> [TASK TO COMPLETE]:
Below is a listing to transcribe in full and exactly; keep the pictures out.

──────── DATA LINES

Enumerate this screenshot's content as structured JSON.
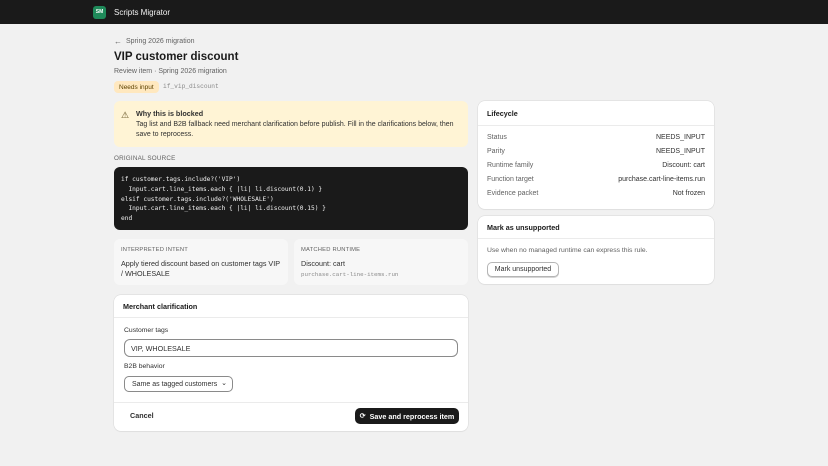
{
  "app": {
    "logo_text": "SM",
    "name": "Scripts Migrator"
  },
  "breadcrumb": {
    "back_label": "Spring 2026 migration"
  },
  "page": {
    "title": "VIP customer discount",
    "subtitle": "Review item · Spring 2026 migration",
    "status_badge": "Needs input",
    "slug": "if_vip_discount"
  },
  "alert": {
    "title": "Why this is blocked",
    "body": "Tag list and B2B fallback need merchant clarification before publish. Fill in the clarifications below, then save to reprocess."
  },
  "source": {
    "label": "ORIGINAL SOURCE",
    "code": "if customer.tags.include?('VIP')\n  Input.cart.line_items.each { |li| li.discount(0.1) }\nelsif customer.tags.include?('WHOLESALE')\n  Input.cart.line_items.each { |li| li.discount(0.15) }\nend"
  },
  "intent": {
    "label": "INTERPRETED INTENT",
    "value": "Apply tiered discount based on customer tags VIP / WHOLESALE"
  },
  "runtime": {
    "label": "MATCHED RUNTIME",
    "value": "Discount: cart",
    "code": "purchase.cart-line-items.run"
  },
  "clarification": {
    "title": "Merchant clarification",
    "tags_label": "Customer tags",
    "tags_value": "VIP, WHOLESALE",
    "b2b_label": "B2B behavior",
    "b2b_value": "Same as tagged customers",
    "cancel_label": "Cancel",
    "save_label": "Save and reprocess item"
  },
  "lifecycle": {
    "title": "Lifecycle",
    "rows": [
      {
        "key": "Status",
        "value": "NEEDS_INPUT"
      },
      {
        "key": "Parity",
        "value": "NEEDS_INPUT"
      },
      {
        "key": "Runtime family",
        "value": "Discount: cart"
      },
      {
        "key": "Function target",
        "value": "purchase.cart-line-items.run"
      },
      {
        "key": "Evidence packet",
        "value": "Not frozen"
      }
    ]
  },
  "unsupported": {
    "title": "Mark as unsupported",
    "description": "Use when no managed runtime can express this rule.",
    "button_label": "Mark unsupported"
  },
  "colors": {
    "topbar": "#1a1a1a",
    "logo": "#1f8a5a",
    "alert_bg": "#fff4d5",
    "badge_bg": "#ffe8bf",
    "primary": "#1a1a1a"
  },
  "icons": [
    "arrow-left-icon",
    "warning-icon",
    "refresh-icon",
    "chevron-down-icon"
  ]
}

────────────────

> [RESULT FOR THIS EXERCISE]:
Enumerate this screenshot's content as structured JSON.
{
  "app": {
    "logo_text": "SM",
    "name": "Scripts Migrator"
  },
  "breadcrumb": {
    "back_label": "Spring 2026 migration"
  },
  "page": {
    "title": "VIP customer discount",
    "subtitle": "Review item · Spring 2026 migration",
    "status_badge": "Needs input",
    "slug": "if_vip_discount"
  },
  "alert": {
    "title": "Why this is blocked",
    "body": "Tag list and B2B fallback need merchant clarification before publish. Fill in the clarifications below, then save to reprocess."
  },
  "source": {
    "label": "ORIGINAL SOURCE",
    "code": "if customer.tags.include?('VIP')\n  Input.cart.line_items.each { |li| li.discount(0.1) }\nelsif customer.tags.include?('WHOLESALE')\n  Input.cart.line_items.each { |li| li.discount(0.15) }\nend"
  },
  "intent": {
    "label": "INTERPRETED INTENT",
    "value": "Apply tiered discount based on customer tags VIP / WHOLESALE"
  },
  "runtime": {
    "label": "MATCHED RUNTIME",
    "value": "Discount: cart",
    "code": "purchase.cart-line-items.run"
  },
  "clarification": {
    "title": "Merchant clarification",
    "tags_label": "Customer tags",
    "tags_value": "VIP, WHOLESALE",
    "b2b_label": "B2B behavior",
    "b2b_value": "Same as tagged customers",
    "cancel_label": "Cancel",
    "save_label": "Save and reprocess item"
  },
  "lifecycle": {
    "title": "Lifecycle",
    "rows": [
      {
        "key": "Status",
        "value": "NEEDS_INPUT"
      },
      {
        "key": "Parity",
        "value": "NEEDS_INPUT"
      },
      {
        "key": "Runtime family",
        "value": "Discount: cart"
      },
      {
        "key": "Function target",
        "value": "purchase.cart-line-items.run"
      },
      {
        "key": "Evidence packet",
        "value": "Not frozen"
      }
    ]
  },
  "unsupported": {
    "title": "Mark as unsupported",
    "description": "Use when no managed runtime can express this rule.",
    "button_label": "Mark unsupported"
  },
  "colors": {
    "topbar": "#1a1a1a",
    "logo": "#1f8a5a",
    "alert_bg": "#fff4d5",
    "badge_bg": "#ffe8bf",
    "primary": "#1a1a1a"
  },
  "icons": [
    "arrow-left-icon",
    "warning-icon",
    "refresh-icon",
    "chevron-down-icon"
  ]
}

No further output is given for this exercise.